STATED TASK >> Search the data below for "sentence"; list each line that holds it.

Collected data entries
_ _ _ _ _

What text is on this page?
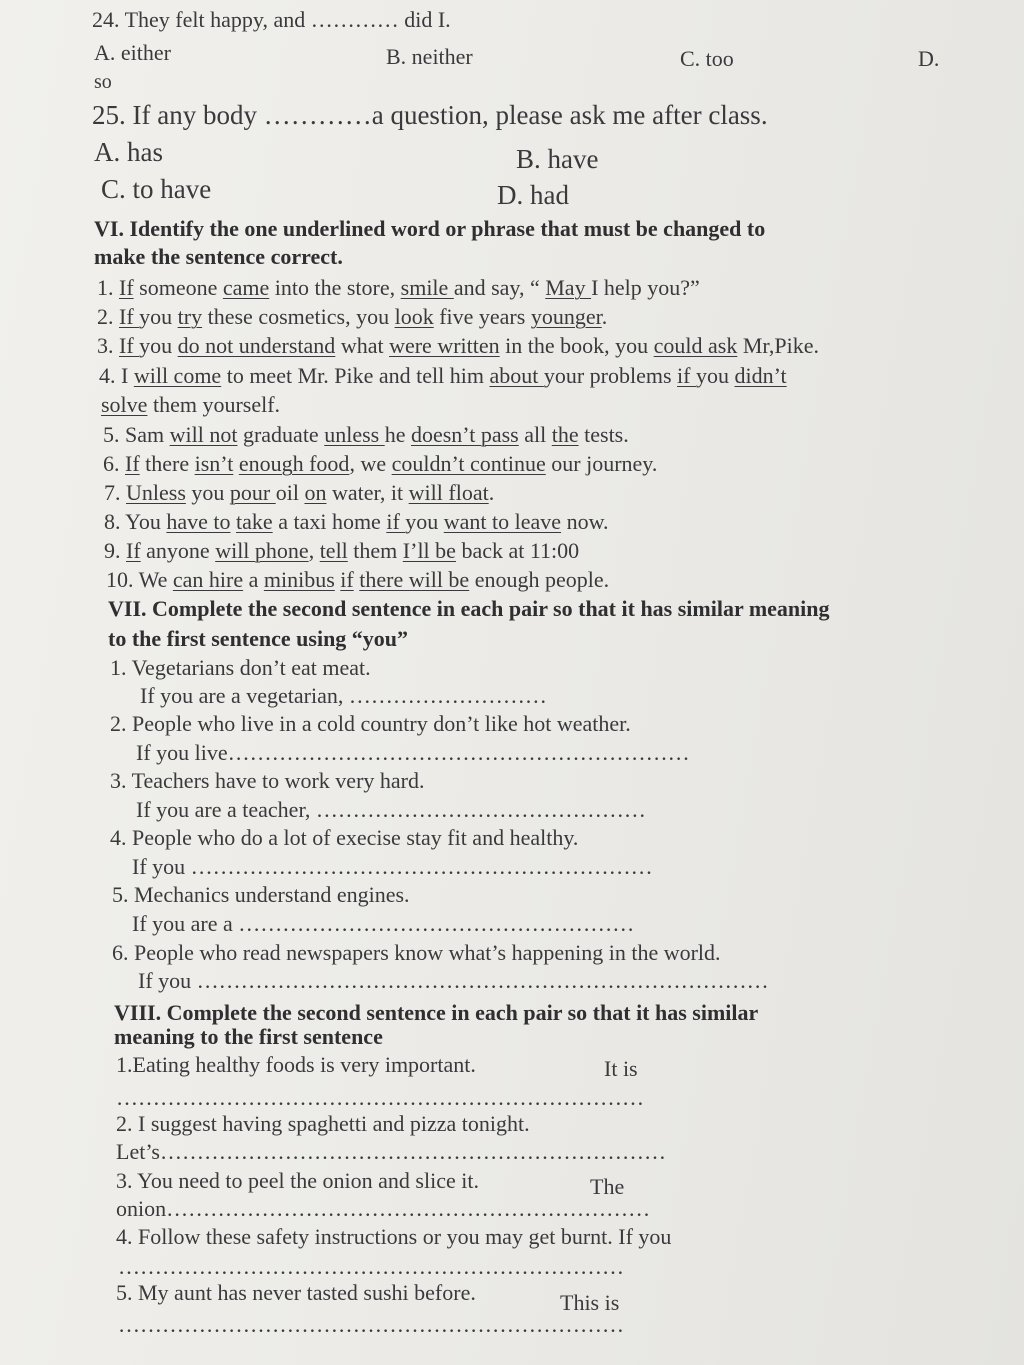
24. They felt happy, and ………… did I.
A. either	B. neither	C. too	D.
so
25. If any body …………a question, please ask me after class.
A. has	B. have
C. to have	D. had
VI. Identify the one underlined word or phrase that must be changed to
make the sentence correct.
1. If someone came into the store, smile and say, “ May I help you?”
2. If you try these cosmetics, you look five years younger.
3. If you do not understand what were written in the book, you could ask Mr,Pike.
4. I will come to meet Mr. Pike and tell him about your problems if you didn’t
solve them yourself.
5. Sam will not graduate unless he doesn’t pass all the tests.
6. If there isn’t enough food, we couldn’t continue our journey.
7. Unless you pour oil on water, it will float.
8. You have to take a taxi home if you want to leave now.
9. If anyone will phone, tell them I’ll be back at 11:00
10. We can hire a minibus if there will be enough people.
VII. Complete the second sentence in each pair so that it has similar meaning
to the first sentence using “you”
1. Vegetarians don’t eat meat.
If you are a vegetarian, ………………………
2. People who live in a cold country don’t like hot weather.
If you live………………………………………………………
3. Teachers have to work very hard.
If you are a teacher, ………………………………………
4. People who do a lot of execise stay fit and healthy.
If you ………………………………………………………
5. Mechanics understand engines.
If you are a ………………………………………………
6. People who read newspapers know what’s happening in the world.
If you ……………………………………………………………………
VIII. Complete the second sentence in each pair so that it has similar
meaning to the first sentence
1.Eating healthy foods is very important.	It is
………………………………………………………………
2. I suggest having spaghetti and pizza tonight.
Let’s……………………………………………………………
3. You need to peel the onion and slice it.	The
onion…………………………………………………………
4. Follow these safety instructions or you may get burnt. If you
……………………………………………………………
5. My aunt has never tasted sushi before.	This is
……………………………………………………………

_ _ _ _ _

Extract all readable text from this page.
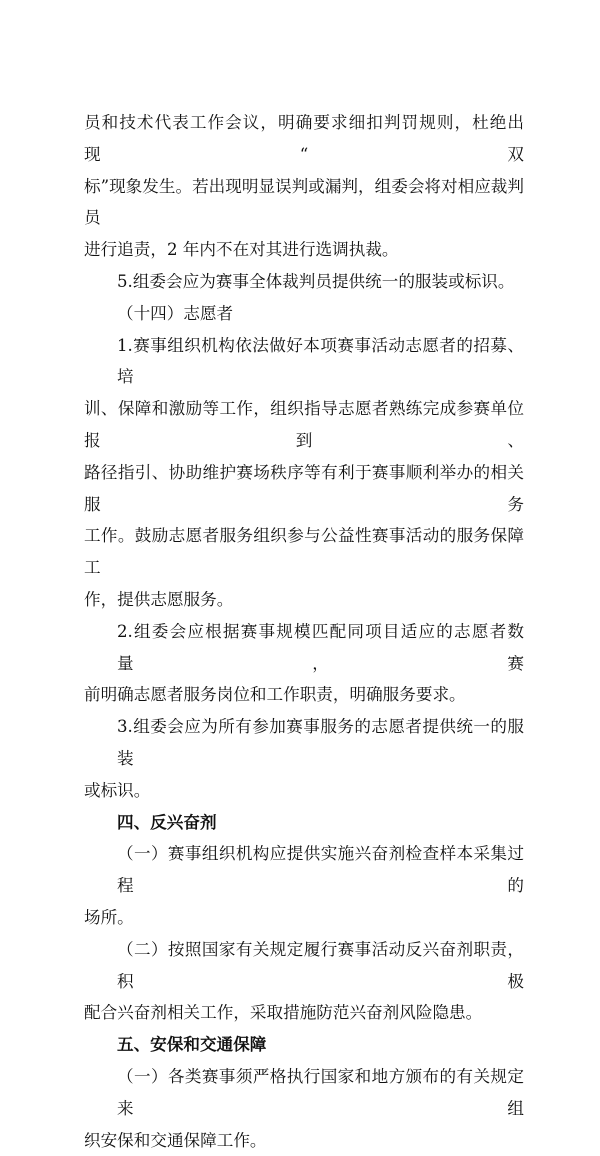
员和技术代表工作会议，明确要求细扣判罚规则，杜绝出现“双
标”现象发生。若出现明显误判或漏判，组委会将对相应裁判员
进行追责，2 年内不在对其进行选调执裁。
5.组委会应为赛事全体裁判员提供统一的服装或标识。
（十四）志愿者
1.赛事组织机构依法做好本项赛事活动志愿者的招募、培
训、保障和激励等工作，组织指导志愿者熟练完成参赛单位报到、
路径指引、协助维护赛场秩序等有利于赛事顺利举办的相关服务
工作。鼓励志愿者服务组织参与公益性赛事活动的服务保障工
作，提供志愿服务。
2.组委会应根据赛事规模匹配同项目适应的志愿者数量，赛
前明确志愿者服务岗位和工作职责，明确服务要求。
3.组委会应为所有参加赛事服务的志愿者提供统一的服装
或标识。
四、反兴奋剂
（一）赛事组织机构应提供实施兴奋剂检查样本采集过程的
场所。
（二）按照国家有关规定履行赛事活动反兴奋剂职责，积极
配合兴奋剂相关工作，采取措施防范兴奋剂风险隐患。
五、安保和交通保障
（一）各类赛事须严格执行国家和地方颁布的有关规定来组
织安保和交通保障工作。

_ _ _ _ _

FINISHED EXERCISE >>
make the sentence correct.
VII. Complete the second sentence in each pair so that it has similar meaning
to the first sentence using “you”
VIII. Complete the second sentence in each pair so that it has similar
meaning to the first sentence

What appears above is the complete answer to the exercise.